Stated goal: Return all of the data exactly, with nothing left out but the pictures.

Dataset items
------------------------

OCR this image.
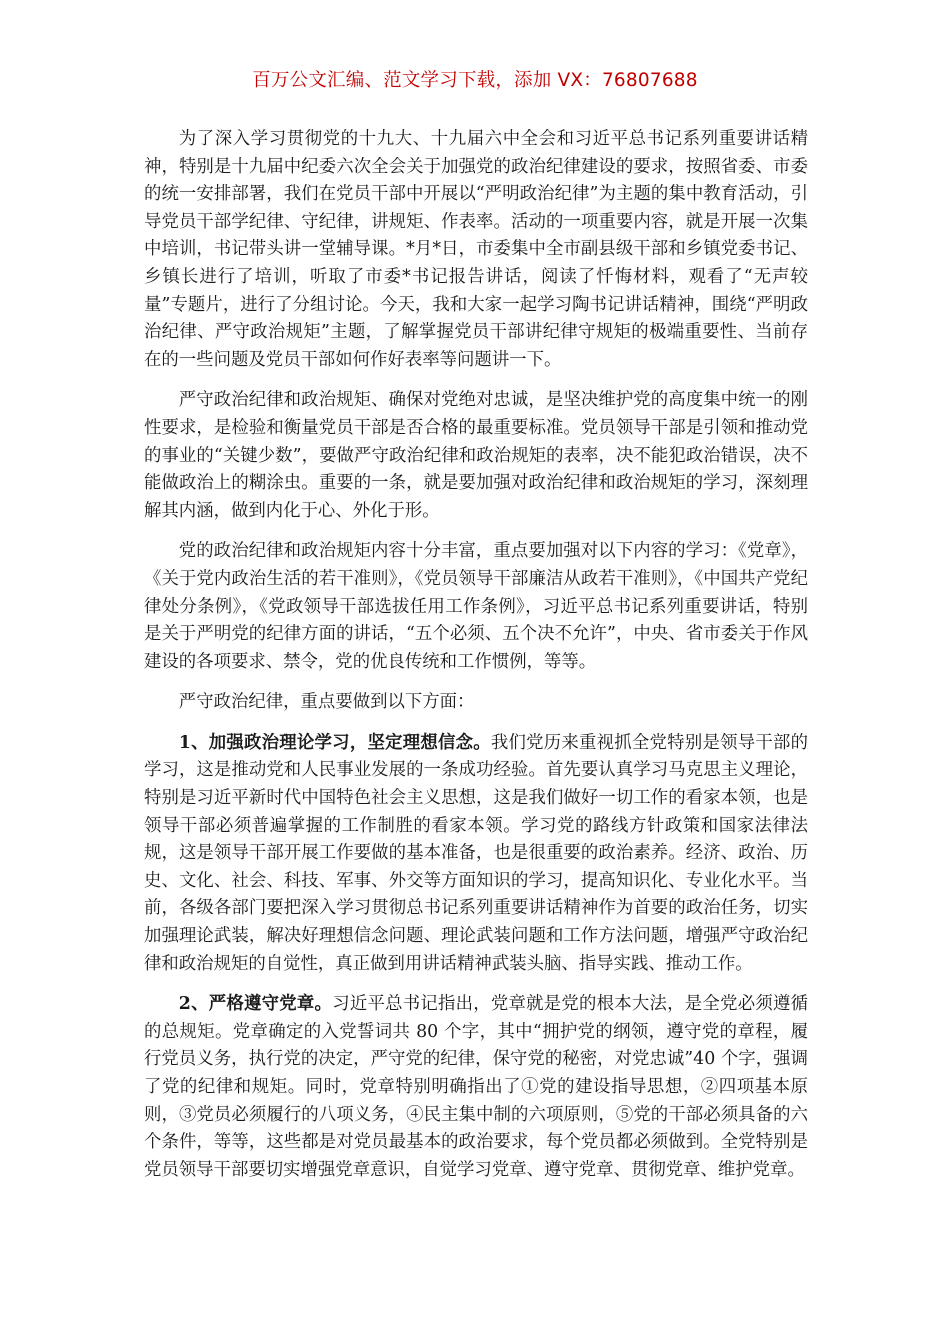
百万公文汇编、范文学习下载，添加 VX：76807688

为了深入学习贯彻党的十九大、十九届六中全会和习近平总书记系列重要讲话精神，特别是十九届中纪委六次全会关于加强党的政治纪律建设的要求，按照省委、市委的统一安排部署，我们在党员干部中开展以“严明政治纪律”为主题的集中教育活动，引导党员干部学纪律、守纪律，讲规矩、作表率。活动的一项重要内容，就是开展一次集中培训，书记带头讲一堂辅导课。*月*日，市委集中全市副县级干部和乡镇党委书记、乡镇长进行了培训，听取了市委*书记报告讲话，阅读了忏悔材料，观看了“无声较量”专题片，进行了分组讨论。今天，我和大家一起学习陶书记讲话精神，围绕“严明政治纪律、严守政治规矩”主题，了解掌握党员干部讲纪律守规矩的极端重要性、当前存在的一些问题及党员干部如何作好表率等问题讲一下。

严守政治纪律和政治规矩、确保对党绝对忠诚，是坚决维护党的高度集中统一的刚性要求，是检验和衡量党员干部是否合格的最重要标准。党员领导干部是引领和推动党的事业的“关键少数”，要做严守政治纪律和政治规矩的表率，决不能犯政治错误，决不能做政治上的糊涂虫。重要的一条，就是要加强对政治纪律和政治规矩的学习，深刻理解其内涵，做到内化于心、外化于形。

党的政治纪律和政治规矩内容十分丰富，重点要加强对以下内容的学习：《党章》，《关于党内政治生活的若干准则》，《党员领导干部廉洁从政若干准则》，《中国共产党纪律处分条例》，《党政领导干部选拔任用工作条例》，习近平总书记系列重要讲话，特别是关于严明党的纪律方面的讲话，“五个必须、五个决不允许”，中央、省市委关于作风建设的各项要求、禁令，党的优良传统和工作惯例，等等。

严守政治纪律，重点要做到以下方面：

1、加强政治理论学习，坚定理想信念。我们党历来重视抓全党特别是领导干部的学习，这是推动党和人民事业发展的一条成功经验。首先要认真学习马克思主义理论，特别是习近平新时代中国特色社会主义思想，这是我们做好一切工作的看家本领，也是领导干部必须普遍掌握的工作制胜的看家本领。学习党的路线方针政策和国家法律法规，这是领导干部开展工作要做的基本准备，也是很重要的政治素养。经济、政治、历史、文化、社会、科技、军事、外交等方面知识的学习，提高知识化、专业化水平。当前，各级各部门要把深入学习贯彻总书记系列重要讲话精神作为首要的政治任务，切实加强理论武装，解决好理想信念问题、理论武装问题和工作方法问题，增强严守政治纪律和政治规矩的自觉性，真正做到用讲话精神武装头脑、指导实践、推动工作。

2、严格遵守党章。习近平总书记指出，党章就是党的根本大法，是全党必须遵循的总规矩。党章确定的入党誓词共 80 个字，其中“拥护党的纲领，遵守党的章程，履行党员义务，执行党的决定，严守党的纪律，保守党的秘密，对党忠诚”40 个字，强调了党的纪律和规矩。同时，党章特别明确指出了①党的建设指导思想，②四项基本原则，③党员必须履行的八项义务，④民主集中制的六项原则，⑤党的干部必须具备的六个条件，等等，这些都是对党员最基本的政治要求，每个党员都必须做到。全党特别是党员领导干部要切实增强党章意识，自觉学习党章、遵守党章、贯彻党章、维护党章。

------------------------

In response:
OCR this image.
百万公文汇编、范文学习下载，添加 VX：76807688

为了深入学习贯彻党的十九大、十九届六中全会和习近平总书记系列重要讲话精神，特别是十九届中纪委六次全会关于加强党的政治纪律建设的要求，按照省委、市委的统一安排部署，我们在党员干部中开展以“严明政治纪律”为主题的集中教育活动，引导党员干部学纪律、守纪律，讲规矩、作表率。活动的一项重要内容，就是开展一次集中培训，书记带头讲一堂辅导课。*月*日，市委集中全市副县级干部和乡镇党委书记、乡镇长进行了培训，听取了市委*书记报告讲话，阅读了忏悔材料，观看了“无声较量”专题片，进行了分组讨论。今天，我和大家一起学习陶书记讲话精神，围绕“严明政治纪律、严守政治规矩”主题，了解掌握党员干部讲纪律守规矩的极端重要性、当前存在的一些问题及党员干部如何作好表率等问题讲一下。

严守政治纪律和政治规矩、确保对党绝对忠诚，是坚决维护党的高度集中统一的刚性要求，是检验和衡量党员干部是否合格的最重要标准。党员领导干部是引领和推动党的事业的“关键少数”，要做严守政治纪律和政治规矩的表率，决不能犯政治错误，决不能做政治上的糊涂虫。重要的一条，就是要加强对政治纪律和政治规矩的学习，深刻理解其内涵，做到内化于心、外化于形。

党的政治纪律和政治规矩内容十分丰富，重点要加强对以下内容的学习：《党章》，《关于党内政治生活的若干准则》，《党员领导干部廉洁从政若干准则》，《中国共产党纪律处分条例》，《党政领导干部选拔任用工作条例》，习近平总书记系列重要讲话，特别是关于严明党的纪律方面的讲话，“五个必须、五个决不允许”，中央、省市委关于作风建设的各项要求、禁令，党的优良传统和工作惯例，等等。

严守政治纪律，重点要做到以下方面：

1、加强政治理论学习，坚定理想信念。我们党历来重视抓全党特别是领导干部的学习，这是推动党和人民事业发展的一条成功经验。首先要认真学习马克思主义理论，特别是习近平新时代中国特色社会主义思想，这是我们做好一切工作的看家本领，也是领导干部必须普遍掌握的工作制胜的看家本领。学习党的路线方针政策和国家法律法规，这是领导干部开展工作要做的基本准备，也是很重要的政治素养。经济、政治、历史、文化、社会、科技、军事、外交等方面知识的学习，提高知识化、专业化水平。当前，各级各部门要把深入学习贯彻总书记系列重要讲话精神作为首要的政治任务，切实加强理论武装，解决好理想信念问题、理论武装问题和工作方法问题，增强严守政治纪律和政治规矩的自觉性，真正做到用讲话精神武装头脑、指导实践、推动工作。

2、严格遵守党章。习近平总书记指出，党章就是党的根本大法，是全党必须遵循的总规矩。党章确定的入党誓词共 80 个字，其中“拥护党的纲领，遵守党的章程，履行党员义务，执行党的决定，严守党的纪律，保守党的秘密，对党忠诚”40 个字，强调了党的纪律和规矩。同时，党章特别明确指出了①党的建设指导思想，②四项基本原则，③党员必须履行的八项义务，④民主集中制的六项原则，⑤党的干部必须具备的六个条件，等等，这些都是对党员最基本的政治要求，每个党员都必须做到。全党特别是党员领导干部要切实增强党章意识，自觉学习党章、遵守党章、贯彻党章、维护党章。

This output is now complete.